Instructions for the task: Find all the lines with "xlabel" and gather them.
— start of Recorded data —
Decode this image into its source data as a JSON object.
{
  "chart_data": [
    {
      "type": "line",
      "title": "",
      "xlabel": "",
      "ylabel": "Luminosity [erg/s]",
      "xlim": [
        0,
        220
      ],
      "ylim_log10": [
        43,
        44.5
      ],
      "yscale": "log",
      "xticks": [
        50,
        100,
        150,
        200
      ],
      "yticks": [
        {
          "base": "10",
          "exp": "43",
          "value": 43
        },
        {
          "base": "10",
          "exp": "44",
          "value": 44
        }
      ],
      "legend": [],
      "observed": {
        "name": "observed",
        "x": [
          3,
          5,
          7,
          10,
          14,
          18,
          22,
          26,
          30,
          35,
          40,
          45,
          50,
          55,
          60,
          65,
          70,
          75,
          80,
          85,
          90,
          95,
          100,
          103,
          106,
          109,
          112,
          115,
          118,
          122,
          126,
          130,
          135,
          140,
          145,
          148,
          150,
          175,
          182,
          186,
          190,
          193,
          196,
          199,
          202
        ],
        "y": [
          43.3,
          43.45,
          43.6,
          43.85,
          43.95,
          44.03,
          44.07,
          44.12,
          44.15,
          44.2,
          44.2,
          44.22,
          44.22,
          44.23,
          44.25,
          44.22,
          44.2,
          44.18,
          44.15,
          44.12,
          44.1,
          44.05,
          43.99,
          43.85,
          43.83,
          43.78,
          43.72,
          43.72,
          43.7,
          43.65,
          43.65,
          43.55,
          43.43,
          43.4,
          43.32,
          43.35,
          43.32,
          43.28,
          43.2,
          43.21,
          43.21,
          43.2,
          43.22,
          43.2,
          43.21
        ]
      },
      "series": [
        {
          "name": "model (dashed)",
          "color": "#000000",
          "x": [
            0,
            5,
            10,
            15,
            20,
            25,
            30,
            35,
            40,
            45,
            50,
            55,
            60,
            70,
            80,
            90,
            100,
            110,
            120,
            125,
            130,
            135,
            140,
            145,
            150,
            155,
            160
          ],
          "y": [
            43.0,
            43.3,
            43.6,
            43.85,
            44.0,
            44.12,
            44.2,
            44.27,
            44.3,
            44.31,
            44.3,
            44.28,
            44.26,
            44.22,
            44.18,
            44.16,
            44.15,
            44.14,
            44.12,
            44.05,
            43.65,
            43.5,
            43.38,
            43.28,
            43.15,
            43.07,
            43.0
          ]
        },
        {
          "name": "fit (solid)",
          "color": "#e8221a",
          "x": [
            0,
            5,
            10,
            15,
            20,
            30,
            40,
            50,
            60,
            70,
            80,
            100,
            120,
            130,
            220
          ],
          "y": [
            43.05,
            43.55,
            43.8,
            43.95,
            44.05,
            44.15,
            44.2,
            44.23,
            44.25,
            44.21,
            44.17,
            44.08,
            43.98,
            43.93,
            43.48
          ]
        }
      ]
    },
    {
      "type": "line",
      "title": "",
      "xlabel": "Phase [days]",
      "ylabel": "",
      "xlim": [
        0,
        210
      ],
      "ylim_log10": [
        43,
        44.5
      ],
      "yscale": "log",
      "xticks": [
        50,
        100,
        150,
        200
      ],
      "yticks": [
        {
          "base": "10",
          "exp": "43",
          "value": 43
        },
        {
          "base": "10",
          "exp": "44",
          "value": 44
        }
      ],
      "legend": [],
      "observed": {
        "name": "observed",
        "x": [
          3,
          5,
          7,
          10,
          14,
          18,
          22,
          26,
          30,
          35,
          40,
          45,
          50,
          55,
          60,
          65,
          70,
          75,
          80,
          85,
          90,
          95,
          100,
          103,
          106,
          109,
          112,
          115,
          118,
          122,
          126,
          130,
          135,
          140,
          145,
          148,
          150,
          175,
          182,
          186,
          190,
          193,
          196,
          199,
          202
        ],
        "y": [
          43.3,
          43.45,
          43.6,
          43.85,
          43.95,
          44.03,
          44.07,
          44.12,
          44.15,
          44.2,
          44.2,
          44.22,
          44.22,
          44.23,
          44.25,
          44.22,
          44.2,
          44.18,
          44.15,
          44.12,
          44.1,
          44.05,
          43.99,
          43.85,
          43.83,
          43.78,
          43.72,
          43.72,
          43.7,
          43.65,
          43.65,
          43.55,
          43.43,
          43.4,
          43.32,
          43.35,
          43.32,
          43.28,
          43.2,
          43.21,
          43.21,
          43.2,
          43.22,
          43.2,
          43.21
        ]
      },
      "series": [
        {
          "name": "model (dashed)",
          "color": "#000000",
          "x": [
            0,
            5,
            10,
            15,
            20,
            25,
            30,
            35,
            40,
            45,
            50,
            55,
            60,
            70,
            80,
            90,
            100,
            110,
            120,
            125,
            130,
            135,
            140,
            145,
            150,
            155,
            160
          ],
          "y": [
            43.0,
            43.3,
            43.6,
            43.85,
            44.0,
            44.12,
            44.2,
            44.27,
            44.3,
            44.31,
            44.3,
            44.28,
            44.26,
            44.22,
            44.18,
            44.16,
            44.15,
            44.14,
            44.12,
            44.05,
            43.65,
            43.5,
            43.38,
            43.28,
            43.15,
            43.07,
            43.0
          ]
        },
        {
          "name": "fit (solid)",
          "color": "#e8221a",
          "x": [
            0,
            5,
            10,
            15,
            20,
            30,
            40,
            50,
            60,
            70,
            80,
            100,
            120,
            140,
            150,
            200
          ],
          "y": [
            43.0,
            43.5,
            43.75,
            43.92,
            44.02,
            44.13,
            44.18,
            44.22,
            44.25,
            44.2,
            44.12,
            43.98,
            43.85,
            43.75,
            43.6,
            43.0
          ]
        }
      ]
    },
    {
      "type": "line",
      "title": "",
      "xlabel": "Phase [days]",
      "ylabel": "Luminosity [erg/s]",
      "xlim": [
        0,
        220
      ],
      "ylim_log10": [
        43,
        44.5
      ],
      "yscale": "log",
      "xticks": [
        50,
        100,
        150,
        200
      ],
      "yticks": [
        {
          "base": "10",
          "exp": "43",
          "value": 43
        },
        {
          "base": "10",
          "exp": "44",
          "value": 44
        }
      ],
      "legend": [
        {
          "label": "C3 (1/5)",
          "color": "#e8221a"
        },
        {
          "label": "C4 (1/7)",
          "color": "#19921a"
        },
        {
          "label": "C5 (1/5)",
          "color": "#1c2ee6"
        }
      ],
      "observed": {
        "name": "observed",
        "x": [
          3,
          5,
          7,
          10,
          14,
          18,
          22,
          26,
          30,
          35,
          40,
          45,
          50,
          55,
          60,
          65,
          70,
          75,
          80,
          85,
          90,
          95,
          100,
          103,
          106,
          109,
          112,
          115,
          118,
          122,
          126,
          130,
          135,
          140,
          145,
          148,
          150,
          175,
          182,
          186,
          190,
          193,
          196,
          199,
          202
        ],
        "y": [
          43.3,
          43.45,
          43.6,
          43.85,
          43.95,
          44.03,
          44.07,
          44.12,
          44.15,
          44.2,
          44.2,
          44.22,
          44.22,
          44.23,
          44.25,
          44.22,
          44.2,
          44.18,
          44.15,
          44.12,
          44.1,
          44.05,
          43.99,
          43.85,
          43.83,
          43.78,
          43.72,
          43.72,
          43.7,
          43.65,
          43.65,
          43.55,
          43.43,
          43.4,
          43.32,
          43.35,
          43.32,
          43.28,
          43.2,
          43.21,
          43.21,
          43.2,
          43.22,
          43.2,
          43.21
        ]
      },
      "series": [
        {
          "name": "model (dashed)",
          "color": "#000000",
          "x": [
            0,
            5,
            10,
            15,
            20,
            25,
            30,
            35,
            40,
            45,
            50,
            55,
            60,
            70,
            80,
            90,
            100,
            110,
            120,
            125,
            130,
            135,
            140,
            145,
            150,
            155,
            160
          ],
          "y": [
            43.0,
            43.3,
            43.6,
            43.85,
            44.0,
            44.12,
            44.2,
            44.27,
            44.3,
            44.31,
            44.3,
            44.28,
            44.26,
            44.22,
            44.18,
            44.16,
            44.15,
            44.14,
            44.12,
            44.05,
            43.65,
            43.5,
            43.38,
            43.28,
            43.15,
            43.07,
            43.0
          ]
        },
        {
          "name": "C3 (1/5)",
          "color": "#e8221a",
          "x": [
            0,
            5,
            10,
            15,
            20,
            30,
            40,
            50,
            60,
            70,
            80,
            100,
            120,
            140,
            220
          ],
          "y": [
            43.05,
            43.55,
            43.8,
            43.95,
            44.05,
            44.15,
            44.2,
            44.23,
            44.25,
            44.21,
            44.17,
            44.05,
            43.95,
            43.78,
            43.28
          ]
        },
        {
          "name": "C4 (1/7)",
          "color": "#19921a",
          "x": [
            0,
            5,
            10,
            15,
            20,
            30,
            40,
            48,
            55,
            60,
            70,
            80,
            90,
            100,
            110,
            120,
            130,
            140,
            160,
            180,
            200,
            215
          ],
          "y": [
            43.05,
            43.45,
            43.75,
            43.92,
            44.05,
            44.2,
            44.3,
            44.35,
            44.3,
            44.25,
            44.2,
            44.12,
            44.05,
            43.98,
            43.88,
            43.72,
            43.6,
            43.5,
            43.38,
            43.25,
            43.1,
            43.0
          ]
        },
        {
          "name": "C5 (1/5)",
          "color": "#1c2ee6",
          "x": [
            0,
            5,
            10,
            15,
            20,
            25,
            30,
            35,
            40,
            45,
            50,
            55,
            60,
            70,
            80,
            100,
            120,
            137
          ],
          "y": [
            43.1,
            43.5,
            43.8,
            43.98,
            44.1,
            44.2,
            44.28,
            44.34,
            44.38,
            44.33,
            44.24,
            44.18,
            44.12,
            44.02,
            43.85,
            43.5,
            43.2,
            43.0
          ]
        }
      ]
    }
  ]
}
— end of Recorded data —
— start of Recorded data —
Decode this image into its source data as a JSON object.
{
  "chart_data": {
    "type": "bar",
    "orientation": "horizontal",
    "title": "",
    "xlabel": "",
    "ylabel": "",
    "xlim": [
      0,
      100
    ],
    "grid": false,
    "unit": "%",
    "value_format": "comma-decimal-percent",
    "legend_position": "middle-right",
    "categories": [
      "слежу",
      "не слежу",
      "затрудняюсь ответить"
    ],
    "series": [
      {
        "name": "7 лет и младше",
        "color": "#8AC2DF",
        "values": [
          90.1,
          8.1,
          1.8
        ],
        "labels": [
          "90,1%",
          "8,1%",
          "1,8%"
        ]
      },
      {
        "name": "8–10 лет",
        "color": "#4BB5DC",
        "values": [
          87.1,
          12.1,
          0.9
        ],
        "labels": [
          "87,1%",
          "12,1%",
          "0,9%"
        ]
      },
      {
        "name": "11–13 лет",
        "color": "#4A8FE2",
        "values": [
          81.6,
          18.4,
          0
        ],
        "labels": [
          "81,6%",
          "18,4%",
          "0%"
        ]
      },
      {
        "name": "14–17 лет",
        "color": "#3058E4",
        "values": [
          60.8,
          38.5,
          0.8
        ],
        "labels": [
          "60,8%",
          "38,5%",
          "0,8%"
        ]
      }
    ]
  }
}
— end of Recorded data —
The result:
      "xlabel": "",
      "xlabel": "Phase [days]",
      "xlabel": "Phase [days]",
    "xlabel": "",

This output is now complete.